Towler, however, possesses a wealth of wine knowledge – an impressive 25 years’ worth. Though his podcast is just two years into production, BWGE is far from his first excursion into the wine world. And, like many contemporary wine connoisseurs, Towler’s path into the industry was a somewhat unlikely one. After graduating from Rutgers University School of Law in his home state of New Jersey, and even subsequently passing the bar exam, he suddenly decided he didn’t want to be a lawyer.

“At orientation of my first year in law school, the dean said, ‘Look around you… these are your colleagues for the next three years.’ But I looked around at the other lawyers and I knew they weren’t my people. I didn’t want to be around them, they seemed lame to me. A lot of people in law think they’re smarter than they actually are, like the Dunning-Kruger effect. But I finished because I had a young baby to support. And I also knew as a young black man in our society, learning as much as I could about the law could never hurt me,” Towler chuckles.

Shortly after finishing law school in 1996, MJ was introduced through a mutual friend to John Kapon, the owner and chairman of the iconic Acker Wines company in New York City. After the two became closely acquainted, Kapon made Towler an offer he couldn’t refuse: a job at Acker as a retailer by day, and a wine tasting host in the evenings drinking the finest wines in the world on a nightly basis.

(WRITTEN TASK A): Arrange the listing as a Markdown table with the columns "No." and "Entry", covering everything from its first line down to the line containing "toolwindow-services[interactable]: ◉ Services" and skipping blank lines.
The source text and the listing were drawn from separate, unrelated places.

(TASK DATA):

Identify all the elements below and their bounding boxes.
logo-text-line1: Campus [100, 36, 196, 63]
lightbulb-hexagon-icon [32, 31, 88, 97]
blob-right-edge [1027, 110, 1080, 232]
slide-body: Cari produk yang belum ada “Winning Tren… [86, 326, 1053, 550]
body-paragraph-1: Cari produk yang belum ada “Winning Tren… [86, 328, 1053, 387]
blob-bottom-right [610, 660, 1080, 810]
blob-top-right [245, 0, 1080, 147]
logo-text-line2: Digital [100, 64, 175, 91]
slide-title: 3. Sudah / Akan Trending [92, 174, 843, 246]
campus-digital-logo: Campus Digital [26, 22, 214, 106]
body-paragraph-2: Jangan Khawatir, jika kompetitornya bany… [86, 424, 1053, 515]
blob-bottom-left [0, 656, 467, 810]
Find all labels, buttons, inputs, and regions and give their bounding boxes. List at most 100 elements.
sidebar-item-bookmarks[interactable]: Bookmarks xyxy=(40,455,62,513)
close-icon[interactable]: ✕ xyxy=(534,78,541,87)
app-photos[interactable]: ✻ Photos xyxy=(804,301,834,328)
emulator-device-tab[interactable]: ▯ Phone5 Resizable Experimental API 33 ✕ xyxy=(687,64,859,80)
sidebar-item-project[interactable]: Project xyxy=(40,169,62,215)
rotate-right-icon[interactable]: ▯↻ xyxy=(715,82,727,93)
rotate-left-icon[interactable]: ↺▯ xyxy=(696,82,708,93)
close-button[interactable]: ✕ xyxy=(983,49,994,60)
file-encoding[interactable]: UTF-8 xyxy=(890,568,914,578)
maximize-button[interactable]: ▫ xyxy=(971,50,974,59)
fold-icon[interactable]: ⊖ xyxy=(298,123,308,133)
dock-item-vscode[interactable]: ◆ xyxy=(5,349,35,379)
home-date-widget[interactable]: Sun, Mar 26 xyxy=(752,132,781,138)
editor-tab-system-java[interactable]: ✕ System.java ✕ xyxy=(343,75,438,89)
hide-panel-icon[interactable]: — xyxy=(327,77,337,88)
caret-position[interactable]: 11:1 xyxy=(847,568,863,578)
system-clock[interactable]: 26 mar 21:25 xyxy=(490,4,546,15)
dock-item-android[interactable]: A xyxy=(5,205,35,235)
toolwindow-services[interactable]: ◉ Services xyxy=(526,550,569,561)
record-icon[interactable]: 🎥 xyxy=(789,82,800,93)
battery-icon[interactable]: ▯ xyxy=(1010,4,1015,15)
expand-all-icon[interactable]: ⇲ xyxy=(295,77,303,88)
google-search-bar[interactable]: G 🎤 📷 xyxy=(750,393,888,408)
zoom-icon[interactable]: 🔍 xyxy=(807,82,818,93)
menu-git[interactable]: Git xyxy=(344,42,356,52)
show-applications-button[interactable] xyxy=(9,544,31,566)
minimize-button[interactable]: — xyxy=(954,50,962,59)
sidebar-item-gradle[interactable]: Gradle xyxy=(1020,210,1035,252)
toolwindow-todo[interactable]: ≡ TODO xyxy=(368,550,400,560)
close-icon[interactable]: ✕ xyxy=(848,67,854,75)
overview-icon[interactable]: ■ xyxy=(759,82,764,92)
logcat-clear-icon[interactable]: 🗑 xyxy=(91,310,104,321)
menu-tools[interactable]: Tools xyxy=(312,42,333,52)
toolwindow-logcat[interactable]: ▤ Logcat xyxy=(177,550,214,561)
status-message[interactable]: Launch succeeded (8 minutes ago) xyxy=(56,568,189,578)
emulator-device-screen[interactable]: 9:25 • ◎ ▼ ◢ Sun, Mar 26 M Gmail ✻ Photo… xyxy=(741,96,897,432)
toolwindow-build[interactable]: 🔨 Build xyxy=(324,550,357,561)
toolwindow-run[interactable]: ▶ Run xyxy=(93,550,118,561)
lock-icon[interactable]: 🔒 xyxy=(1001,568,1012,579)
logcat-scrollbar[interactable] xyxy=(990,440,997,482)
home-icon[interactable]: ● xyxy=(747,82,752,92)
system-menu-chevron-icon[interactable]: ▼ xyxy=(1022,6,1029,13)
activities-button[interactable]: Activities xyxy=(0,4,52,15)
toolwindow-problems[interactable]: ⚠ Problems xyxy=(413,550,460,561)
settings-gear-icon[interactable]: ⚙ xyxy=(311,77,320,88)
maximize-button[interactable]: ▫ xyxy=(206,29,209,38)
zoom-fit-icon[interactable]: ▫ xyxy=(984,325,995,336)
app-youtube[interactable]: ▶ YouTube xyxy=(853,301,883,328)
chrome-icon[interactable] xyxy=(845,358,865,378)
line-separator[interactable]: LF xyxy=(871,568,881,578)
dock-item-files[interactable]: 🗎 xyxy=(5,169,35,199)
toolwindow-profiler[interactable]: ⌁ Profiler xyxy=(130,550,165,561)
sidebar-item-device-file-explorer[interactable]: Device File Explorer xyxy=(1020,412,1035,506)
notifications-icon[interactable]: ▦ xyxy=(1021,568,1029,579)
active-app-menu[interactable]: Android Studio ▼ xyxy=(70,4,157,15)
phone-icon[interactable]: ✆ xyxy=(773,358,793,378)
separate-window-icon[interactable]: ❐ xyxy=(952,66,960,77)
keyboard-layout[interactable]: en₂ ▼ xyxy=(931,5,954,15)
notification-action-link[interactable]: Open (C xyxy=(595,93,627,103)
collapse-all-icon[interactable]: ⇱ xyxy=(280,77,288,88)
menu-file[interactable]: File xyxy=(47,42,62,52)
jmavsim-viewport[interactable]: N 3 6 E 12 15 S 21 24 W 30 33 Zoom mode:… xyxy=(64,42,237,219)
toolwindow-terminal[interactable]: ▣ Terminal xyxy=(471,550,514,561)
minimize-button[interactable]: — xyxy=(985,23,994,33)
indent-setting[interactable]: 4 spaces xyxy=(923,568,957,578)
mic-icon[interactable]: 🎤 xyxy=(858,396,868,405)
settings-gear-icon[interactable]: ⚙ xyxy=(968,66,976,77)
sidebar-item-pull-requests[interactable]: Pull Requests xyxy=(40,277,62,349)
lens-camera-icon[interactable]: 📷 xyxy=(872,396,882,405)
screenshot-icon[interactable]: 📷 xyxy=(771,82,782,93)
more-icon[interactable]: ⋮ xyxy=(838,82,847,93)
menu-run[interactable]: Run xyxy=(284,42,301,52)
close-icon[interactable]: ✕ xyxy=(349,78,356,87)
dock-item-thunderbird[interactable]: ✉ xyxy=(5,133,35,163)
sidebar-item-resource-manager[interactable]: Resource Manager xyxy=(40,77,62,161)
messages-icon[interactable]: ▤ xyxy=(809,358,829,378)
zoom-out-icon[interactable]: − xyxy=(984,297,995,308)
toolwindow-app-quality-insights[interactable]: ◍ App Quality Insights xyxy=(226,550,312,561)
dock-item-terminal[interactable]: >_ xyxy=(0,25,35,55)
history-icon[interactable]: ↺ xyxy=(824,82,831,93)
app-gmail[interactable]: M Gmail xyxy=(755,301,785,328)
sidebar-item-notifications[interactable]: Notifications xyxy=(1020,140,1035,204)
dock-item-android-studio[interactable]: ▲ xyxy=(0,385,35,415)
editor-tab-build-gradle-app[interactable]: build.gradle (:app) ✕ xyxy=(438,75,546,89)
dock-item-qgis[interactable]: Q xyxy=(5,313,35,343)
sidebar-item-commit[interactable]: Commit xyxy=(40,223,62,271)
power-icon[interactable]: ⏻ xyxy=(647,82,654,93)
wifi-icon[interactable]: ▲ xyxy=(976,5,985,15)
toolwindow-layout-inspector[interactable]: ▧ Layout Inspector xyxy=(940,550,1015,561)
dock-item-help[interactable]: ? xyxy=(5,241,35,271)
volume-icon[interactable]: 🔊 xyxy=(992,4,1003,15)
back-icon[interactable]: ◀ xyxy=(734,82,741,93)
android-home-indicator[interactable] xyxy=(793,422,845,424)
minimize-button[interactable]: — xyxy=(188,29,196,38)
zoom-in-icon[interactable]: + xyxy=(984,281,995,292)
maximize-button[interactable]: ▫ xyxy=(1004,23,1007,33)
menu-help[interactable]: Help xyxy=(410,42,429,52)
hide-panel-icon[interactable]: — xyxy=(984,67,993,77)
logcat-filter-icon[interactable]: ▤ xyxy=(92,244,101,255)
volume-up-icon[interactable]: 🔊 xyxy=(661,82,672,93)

(WRITTEN TASK B): Pick up the passage on Towler's path into the wine world after its final sentence and continue it.

(RESULT A):
| No. | Entry |
|---|---|
| 1 | Identify all the elements below and their bounding boxes. |
| 2 | logo-text-line1: Campus [100, 36, 196, 63] |
| 3 | lightbulb-hexagon-icon [32, 31, 88, 97] |
| 4 | blob-right-edge [1027, 110, 1080, 232] |
| 5 | slide-body: Cari produk yang belum ada “Winning Tren… [86, 326, 1053, 550] |
| 6 | body-paragraph-1: Cari produk yang belum ada “Winning Tren… [86, 328, 1053, 387] |
| 7 | blob-bottom-right [610, 660, 1080, 810] |
| 8 | blob-top-right [245, 0, 1080, 147] |
| 9 | logo-text-line2: Digital [100, 64, 175, 91] |
| 10 | slide-title: 3. Sudah / Akan Trending [92, 174, 843, 246] |
| 11 | campus-digital-logo: Campus Digital [26, 22, 214, 106] |
| 12 | body-paragraph-2: Jangan Khawatir, jika kompetitornya bany… [86, 424, 1053, 515] |
| 13 | blob-bottom-left [0, 656, 467, 810] |
| 14 | Find all labels, buttons, inputs, and regions and give their bounding boxes. List at most 100 elements. |
| 15 | sidebar-item-bookmarks[interactable]: Bookmarks xyxy=(40,455,62,513) |
| 16 | close-icon[interactable]: ✕ xyxy=(534,78,541,87) |
| 17 | app-photos[interactable]: ✻ Photos xyxy=(804,301,834,328) |
| 18 | emulator-device-tab[interactable]: ▯ Phone5 Resizable Experimental API 33 ✕ xyxy=(687,64,859,80) |
| 19 | sidebar-item-project[interactable]: Project xyxy=(40,169,62,215) |
| 20 | rotate-right-icon[interactable]: ▯↻ xyxy=(715,82,727,93) |
| 21 | rotate-left-icon[interactable]: ↺▯ xyxy=(696,82,708,93) |
| 22 | close-button[interactable]: ✕ xyxy=(983,49,994,60) |
| 23 | file-encoding[interactable]: UTF-8 xyxy=(890,568,914,578) |
| 24 | maximize-button[interactable]: ▫ xyxy=(971,50,974,59) |
| 25 | fold-icon[interactable]: ⊖ xyxy=(298,123,308,133) |
| 26 | dock-item-vscode[interactable]: ◆ xyxy=(5,349,35,379) |
| 27 | home-date-widget[interactable]: Sun, Mar 26 xyxy=(752,132,781,138) |
| 28 | editor-tab-system-java[interactable]: ✕ System.java ✕ xyxy=(343,75,438,89) |
| 29 | hide-panel-icon[interactable]: — xyxy=(327,77,337,88) |
| 30 | caret-position[interactable]: 11:1 xyxy=(847,568,863,578) |
| 31 | system-clock[interactable]: 26 mar 21:25 xyxy=(490,4,546,15) |
| 32 | dock-item-android[interactable]: A xyxy=(5,205,35,235) |
| 33 | toolwindow-services[interactable]: ◉ Services xyxy=(526,550,569,561) |

(RESULT B):
“I didn’t know exactly what that meant at the time,” Towler admits. “I knew wine was a luxury product; I knew wine was a whole different world; I saw the sophisticated people who drank wine. Plus, it was in New York City. So, I told him, ‘Sure, I’ll do it.”

The opportunity submerged Towler into the esoteric, luxury world of fine and rare wines. He worked on the retail floor of the wine shop during the day, and then went upstairs for the shop’s evening wine tastings to pour for Acker’s guests. Tasting tickets could reach up to $400 per person, Towler says, with rare wines that dated back to the 1950s and 1960s – some going as far back as the 1920s. He was able to indulge and experience many of the wines himself, which forged his palate and expertise for vintage wines from Bordeaux, Burgundy and the Rhône Valley in France.

“It was the most incredible wine education because I was able to taste wine that most people will never taste, or even be around, for that matter. These were literally the finest wines in the world.”

After cutting his teeth in rare wines at Acker for about a year, MJ began taking part in the iconic company’s high-end wine auctions. Soon after, he became the first ever African American fine and rare wine auctioneer, in less than three years.

Now, with his wine expertise firmly cemented in 25 years of experience, Towler is marching forward in the industry with The Black Wine Guy Experience podcast, and there are no signs of him stopping. Recently, Wine Enthusiast magazine named him in their list of the Future 40 Tastemakers & Innovators of 2022. His approach on the podcast is authoritative, but progressive and fun; engaging, and conversational. And, unlike some podcasts, it’s certainly not bourgeois, as proven by his cutting-edge guest list of music DJs, athletes and restaurateurs. A word of caution: you may hear language on the BWGE podcast.

“My podcast is intentionally not stuffy,” Towler says unapologetically. “I could easily wax poetic about wines. But that’s not really the way I speak, and I wanted the podcast to be authentic to who I am. I’ve had guests who are luminaries in wine culture and they’ve never said to me, ‘You should tone down your language.’ So, you’ll often hear me use some language because that’s the way I talk. I follow the conversation, I connect with my guests and it’s very organic.”

Photography ©Pamela Joyce (banner) Mikhail Lipyanskiy (above)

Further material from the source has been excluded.